### Extracted entries ###

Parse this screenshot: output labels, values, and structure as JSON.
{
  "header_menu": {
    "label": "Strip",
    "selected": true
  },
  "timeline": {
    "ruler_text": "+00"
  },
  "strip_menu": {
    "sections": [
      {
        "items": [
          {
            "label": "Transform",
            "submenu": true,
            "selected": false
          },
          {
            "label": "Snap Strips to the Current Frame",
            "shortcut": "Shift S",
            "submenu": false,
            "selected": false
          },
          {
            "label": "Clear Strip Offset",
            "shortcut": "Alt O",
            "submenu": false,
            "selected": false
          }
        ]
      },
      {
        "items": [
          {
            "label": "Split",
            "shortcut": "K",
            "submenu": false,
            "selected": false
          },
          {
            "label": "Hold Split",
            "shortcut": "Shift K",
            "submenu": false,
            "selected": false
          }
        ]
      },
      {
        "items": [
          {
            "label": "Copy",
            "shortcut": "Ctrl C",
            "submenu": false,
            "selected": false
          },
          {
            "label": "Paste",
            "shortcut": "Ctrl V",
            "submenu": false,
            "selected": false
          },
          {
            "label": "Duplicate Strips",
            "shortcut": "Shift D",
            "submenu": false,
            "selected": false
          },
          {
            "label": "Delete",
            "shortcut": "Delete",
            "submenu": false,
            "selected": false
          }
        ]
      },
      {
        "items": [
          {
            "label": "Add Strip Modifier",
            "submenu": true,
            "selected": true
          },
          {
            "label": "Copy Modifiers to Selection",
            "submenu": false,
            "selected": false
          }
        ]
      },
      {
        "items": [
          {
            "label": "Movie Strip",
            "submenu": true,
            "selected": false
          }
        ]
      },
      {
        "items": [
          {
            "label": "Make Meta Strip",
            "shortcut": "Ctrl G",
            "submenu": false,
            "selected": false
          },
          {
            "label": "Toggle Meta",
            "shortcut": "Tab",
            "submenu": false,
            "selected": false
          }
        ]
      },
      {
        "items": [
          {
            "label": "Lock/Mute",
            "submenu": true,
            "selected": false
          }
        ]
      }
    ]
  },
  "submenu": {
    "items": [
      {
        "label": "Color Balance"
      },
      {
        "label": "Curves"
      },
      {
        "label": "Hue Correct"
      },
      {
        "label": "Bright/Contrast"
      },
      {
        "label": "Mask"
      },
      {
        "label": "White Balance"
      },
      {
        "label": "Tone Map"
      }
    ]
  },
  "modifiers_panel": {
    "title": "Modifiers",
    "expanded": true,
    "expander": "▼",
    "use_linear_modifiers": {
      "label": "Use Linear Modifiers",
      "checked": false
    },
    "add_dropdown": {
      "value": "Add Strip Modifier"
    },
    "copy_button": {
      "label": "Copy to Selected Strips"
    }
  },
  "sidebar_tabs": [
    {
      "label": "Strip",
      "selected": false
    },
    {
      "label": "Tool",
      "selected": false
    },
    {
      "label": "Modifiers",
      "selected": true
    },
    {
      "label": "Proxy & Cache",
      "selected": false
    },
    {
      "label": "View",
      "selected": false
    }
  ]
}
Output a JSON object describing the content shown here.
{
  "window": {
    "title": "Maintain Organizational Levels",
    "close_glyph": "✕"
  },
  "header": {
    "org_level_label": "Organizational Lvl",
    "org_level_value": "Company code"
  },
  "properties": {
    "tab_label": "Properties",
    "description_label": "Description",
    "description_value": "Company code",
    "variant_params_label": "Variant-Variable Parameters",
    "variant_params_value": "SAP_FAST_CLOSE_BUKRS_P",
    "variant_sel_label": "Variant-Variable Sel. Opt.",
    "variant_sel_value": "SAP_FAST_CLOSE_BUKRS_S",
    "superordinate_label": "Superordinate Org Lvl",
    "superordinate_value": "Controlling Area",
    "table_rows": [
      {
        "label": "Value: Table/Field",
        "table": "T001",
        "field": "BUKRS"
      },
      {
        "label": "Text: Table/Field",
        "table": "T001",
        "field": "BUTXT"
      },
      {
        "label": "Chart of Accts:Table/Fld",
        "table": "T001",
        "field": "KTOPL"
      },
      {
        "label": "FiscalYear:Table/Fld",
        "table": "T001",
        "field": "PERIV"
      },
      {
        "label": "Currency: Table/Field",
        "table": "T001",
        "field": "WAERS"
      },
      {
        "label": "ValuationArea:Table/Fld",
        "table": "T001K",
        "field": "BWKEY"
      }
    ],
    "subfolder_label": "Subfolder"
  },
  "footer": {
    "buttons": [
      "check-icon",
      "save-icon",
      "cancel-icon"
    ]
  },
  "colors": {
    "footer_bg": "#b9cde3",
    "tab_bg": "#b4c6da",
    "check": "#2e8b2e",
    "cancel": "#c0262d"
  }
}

###

Exercise description:
Look through the data above. Find each line with the string "Organizational" and copy it.

Task answer:
    "title": "Maintain Organizational Levels",
    "org_level_label": "Organizational Lvl",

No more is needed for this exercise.